**Records excerpted from a collection**
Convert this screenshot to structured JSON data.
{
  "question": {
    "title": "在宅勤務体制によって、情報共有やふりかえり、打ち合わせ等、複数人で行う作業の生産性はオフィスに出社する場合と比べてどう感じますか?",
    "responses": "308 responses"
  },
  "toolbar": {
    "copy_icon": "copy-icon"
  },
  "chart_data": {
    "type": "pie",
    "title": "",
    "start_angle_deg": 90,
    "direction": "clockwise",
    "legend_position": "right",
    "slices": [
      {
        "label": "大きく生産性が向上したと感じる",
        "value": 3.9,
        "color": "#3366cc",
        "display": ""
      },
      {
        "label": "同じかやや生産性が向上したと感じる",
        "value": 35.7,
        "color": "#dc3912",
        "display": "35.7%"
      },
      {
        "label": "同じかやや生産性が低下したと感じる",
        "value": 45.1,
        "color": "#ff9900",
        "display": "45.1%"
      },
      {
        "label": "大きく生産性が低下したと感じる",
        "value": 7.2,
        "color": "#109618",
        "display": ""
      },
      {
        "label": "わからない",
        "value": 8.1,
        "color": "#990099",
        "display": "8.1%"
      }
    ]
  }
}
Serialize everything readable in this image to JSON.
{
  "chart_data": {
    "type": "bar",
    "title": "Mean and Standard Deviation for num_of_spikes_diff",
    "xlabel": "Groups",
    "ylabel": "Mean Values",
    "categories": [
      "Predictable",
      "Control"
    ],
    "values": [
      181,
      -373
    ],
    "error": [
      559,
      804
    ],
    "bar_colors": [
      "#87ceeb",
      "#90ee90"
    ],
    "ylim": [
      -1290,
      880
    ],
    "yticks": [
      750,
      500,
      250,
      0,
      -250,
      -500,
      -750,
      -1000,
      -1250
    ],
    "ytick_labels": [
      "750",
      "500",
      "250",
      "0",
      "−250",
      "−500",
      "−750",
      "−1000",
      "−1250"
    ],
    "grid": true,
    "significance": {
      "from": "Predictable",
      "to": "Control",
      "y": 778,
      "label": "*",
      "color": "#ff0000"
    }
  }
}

**Directive**
Quote every line from the line containing "Serialize everything readable" through the closing line of the listing, including both.

**Answer for this exercise**
Serialize everything readable in this image to JSON.
{
  "chart_data": {
    "type": "bar",
    "title": "Mean and Standard Deviation for num_of_spikes_diff",
    "xlabel": "Groups",
    "ylabel": "Mean Values",
    "categories": [
      "Predictable",
      "Control"
    ],
    "values": [
      181,
      -373
    ],
    "error": [
      559,
      804
    ],
    "bar_colors": [
      "#87ceeb",
      "#90ee90"
    ],
    "ylim": [
      -1290,
      880
    ],
    "yticks": [
      750,
      500,
      250,
      0,
      -250,
      -500,
      -750,
      -1000,
      -1250
    ],
    "ytick_labels": [
      "750",
      "500",
      "250",
      "0",
      "−250",
      "−500",
      "−750",
      "−1000",
      "−1250"
    ],
    "grid": true,
    "significance": {
      "from": "Predictable",
      "to": "Control",
      "y": 778,
      "label": "*",
      "color": "#ff0000"
    }
  }
}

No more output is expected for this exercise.